§ Stored data entries:
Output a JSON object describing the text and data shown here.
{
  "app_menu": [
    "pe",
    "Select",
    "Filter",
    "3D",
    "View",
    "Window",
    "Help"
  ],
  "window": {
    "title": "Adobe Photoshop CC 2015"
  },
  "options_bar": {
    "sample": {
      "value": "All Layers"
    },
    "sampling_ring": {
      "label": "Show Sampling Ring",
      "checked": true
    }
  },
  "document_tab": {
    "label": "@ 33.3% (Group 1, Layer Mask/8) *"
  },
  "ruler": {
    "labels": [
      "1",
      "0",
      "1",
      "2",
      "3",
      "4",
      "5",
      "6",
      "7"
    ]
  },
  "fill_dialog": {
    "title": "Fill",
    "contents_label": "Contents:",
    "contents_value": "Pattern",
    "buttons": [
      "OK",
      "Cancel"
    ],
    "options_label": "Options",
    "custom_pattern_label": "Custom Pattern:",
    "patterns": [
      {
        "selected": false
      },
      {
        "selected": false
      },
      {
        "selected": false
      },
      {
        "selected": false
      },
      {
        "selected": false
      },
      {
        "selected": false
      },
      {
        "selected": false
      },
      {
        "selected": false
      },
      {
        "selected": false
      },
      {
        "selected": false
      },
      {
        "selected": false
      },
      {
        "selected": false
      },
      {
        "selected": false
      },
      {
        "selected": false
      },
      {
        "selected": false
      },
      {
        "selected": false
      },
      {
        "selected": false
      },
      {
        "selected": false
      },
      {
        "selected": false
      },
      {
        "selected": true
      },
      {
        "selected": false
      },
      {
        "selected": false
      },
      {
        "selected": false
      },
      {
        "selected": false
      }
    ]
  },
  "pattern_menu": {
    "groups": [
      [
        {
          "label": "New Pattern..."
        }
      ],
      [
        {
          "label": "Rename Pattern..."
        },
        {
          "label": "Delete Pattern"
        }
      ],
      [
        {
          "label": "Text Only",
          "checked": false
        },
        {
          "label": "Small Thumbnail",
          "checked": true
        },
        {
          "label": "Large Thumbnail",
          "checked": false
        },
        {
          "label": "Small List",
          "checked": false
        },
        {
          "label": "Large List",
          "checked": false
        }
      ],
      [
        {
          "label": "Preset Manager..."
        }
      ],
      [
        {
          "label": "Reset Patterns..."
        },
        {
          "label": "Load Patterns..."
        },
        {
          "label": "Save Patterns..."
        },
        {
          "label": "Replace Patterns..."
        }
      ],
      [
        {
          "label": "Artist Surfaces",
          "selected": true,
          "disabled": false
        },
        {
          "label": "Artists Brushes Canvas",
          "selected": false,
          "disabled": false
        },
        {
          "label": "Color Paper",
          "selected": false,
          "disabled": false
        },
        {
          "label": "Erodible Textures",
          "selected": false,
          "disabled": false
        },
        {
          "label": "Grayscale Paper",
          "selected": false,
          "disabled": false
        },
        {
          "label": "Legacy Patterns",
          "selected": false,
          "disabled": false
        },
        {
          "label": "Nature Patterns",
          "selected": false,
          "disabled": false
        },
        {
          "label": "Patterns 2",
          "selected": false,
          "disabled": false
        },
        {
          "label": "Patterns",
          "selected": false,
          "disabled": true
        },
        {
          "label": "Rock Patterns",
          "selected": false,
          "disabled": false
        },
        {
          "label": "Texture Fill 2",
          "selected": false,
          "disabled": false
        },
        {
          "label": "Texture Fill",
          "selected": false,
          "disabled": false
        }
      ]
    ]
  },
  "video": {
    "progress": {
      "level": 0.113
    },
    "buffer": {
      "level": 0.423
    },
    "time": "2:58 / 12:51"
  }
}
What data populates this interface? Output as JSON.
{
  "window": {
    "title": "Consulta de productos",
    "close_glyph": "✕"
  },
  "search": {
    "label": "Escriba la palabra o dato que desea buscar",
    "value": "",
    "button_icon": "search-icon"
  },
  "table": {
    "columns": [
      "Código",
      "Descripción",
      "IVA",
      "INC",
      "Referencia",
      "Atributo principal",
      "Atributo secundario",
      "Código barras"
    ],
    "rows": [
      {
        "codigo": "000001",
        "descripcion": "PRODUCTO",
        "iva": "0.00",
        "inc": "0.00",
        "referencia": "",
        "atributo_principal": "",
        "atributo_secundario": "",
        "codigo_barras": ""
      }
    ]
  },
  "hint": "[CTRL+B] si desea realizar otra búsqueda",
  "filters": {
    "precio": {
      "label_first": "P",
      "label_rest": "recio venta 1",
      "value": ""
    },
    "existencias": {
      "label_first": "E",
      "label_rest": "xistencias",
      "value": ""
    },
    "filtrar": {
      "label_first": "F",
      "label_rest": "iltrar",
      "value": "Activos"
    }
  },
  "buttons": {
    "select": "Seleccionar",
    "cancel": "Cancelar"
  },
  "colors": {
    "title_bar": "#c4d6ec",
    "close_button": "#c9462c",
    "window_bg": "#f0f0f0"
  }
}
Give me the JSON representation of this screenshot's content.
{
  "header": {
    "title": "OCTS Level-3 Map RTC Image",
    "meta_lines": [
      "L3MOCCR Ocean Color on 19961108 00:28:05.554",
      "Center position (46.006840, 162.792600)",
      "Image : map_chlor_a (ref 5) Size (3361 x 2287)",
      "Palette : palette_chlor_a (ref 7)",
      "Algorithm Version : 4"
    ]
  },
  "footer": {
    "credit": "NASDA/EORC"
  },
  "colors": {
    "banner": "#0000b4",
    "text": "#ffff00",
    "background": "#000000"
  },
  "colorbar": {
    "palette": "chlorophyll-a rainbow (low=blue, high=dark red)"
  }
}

§ Instruction:
Locate "Give me the" in the data above. Then repeat, exactly, its line and each line after it through the last, adding nothing.

§ Solved problem:
Give me the JSON representation of this screenshot's content.
{
  "header": {
    "title": "OCTS Level-3 Map RTC Image",
    "meta_lines": [
      "L3MOCCR Ocean Color on 19961108 00:28:05.554",
      "Center position (46.006840, 162.792600)",
      "Image : map_chlor_a (ref 5) Size (3361 x 2287)",
      "Palette : palette_chlor_a (ref 7)",
      "Algorithm Version : 4"
    ]
  },
  "footer": {
    "credit": "NASDA/EORC"
  },
  "colors": {
    "banner": "#0000b4",
    "text": "#ffff00",
    "background": "#000000"
  },
  "colorbar": {
    "palette": "chlorophyll-a rainbow (low=blue, high=dark red)"
  }
}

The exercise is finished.